Text to read:
------

Seriously escaping: designing and building an Escape Room for the Dutch Police

Summary
The Escape Room project for the Dutch Police was  to create a fun, but educational environment to test law and procedural knowledge with cops. Using the characteristic attributes of an escape room; time pressure, solving puzzles and finding clues to unlock keys an unknown, exciting and interactive environment was created. The cops had to find their way to uncover a weed plantation robbery.

Six students in the Minor Serious Gaming worked on this assignment by research, concept, design and build of, eventually, a large escape room on a facility in Apeldoorn.
It was a big challenge especially the real-life implementation in the months December and January.

The project was finished by handing over “keys” to the Police and additional documentation. The room will be tested the next months to a broad group of cops. The results will show if the pre-project assumptions on the use of this innovation educational method will help the awareness of cops in their practical work.

This article will tell the process in the project and the Minor, specifics in the “serious” and the “gaming” part of research etc. It also gives some do and don’t on creating a large project like this.

We thank Arno Musch from the Dutch Police for giving the assignment and trust in the result. And people behind The Great Escape (Johan Post and his coworkers) for giving assistance in the project as an outside consultant. Finally, the six students who worked very hard skills they never knew they had to use (and were not mentioned in the minor prospectusJ )

Introduction
The project Building an Escape room for the Dutch Police was part of the minorSerious Gaming. It is a choice for ICT-students of the University of Applied Sciences Windesheim in Zwolle, the Netherlands. It is a 20-week program (one semester) which is chosen by our Software Engineering (SE) and Business IT Management (BIM) students and a lot of artists from other institutes like Cibap and Deltion. We also attract students from other fields like healthcare, journalism, electronics, retail management etc.

During a semester, we have around 6 – 8 assignments. The minor is run by Teun Lucassen and myself. Our job is to coach the students, see to quality and delivery of results to the end of the period. We call the minor 038games and students run their projects as a game-studio. 038games is also a certified learn & stage company.

------

Supplied material:
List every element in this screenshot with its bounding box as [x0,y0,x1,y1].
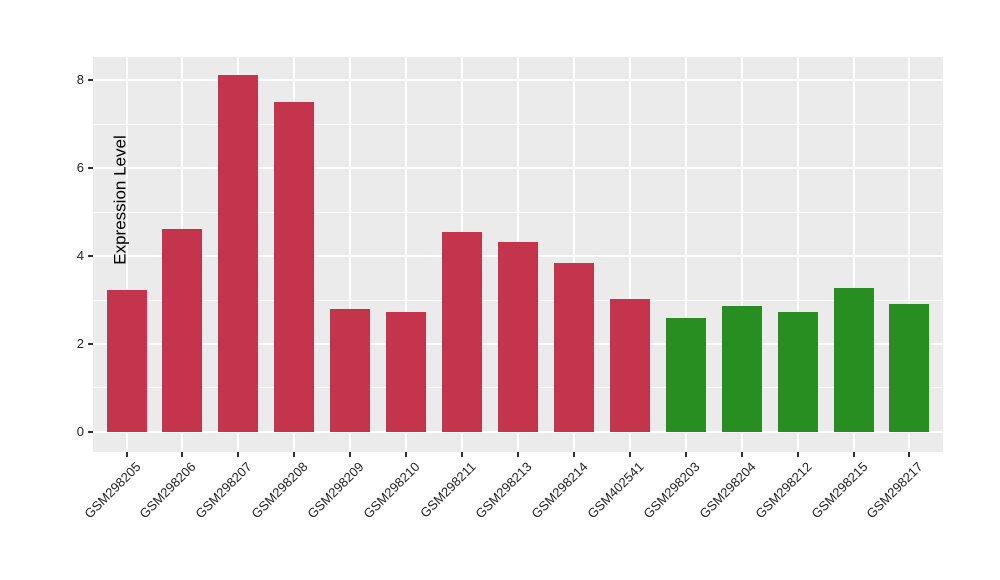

------

Requirements:
1 > According to the escape room article, in what town was the escape room built?
2 > Continue the escape room article from its last sentence.
The data are not needed.

Responses to the exercise:
1 > Apeldoorn.

2 >
During the minor the students work on real problems and questions from organizations in public services, healthcare but also commercial organizations. The students work on this project almost fulltime. They start from scratch, research the assignment, do the design, think of gameplay, build the game and work on technical and functional documentation (the Game Design Document). Most of the projects result in mobile games, Virtual and Augmented Reality.

But because we attract way more students outside the software engineering and art field I was looking for some other types of assignments. In 2016 I spoke to a HR lady from the FIOD, a Dutch governmental agency which finds it difficult to attract junior ICT-staff. So, I suggested: let’s build an Escape Room for this. The client didn’t become the FIOD but our trusted partner the Dutch National Police.

Why an Escape room as a serious educational environment?
Escape rooms are hot and happening. It’s fun for a large group of customers, it can be thematic. Participants must work as a team and are under time pressure to finish successful within one hour and set a record. They have must solve puzzles and find their way through the rooms.
The most of them use videotaping. This came from the time that participants took material with them to break through the locks quicker. Mostly this videotaping is used as a fun part at the end of the session to look back at the achievements. Sound and sometimes smell play a part to make the room a complete experience[1].

When you use all those attributes, it is strange that this is seldom used and seen as a great educational tool. And it doesn’t require great software engineering skills. What it did require we came to find out during the project!

The assignment
The Dutch Police is the largest employer in the Netherlands. With more than 55.000 cops on the streets they resemble an interesting education partner for Windesheim. Cops are trained on a regular basis. To learn to handle (new) weapons, cars, traffic control, physical condition and their knowledge of the law and procedures to amply this in daily situations. The Police has six training facilities spread over the Netherlands. Our client was the Human Resource department responsible for the training programs and – facilities. In the person of Arno Musch.

One of the problems is to know if the knowledge of a cop is up-to-date. Not every cop works in the same type of environment. Some work in cities, others in more agricultural environments. (Some work on islands like Curacao). Not every cop has experienced shootings, arrests, confiscation of weapons, drug dealing, entering potential dangerous locations with bombs etc. etc. But there are clear laws and procedures to these.  To test if cops’ knowledge of these laws and procedures to apply them is difficult to measure. The assignment for the escape room is to create a setting where cops are aware of their knowledge and the lack of them. So being in the escape room and facing a set of situations must be a wakeup call.

For every project the client has the responsibility to provide the team with sufficient information during the project. The Police facilitated psychologists, educational experts and expert on law and procedures. For the escape room experience and background information we were happy to have the assistance of The Great Escape, an experienced escape room designer and organizer with several rooms based in Zwolle.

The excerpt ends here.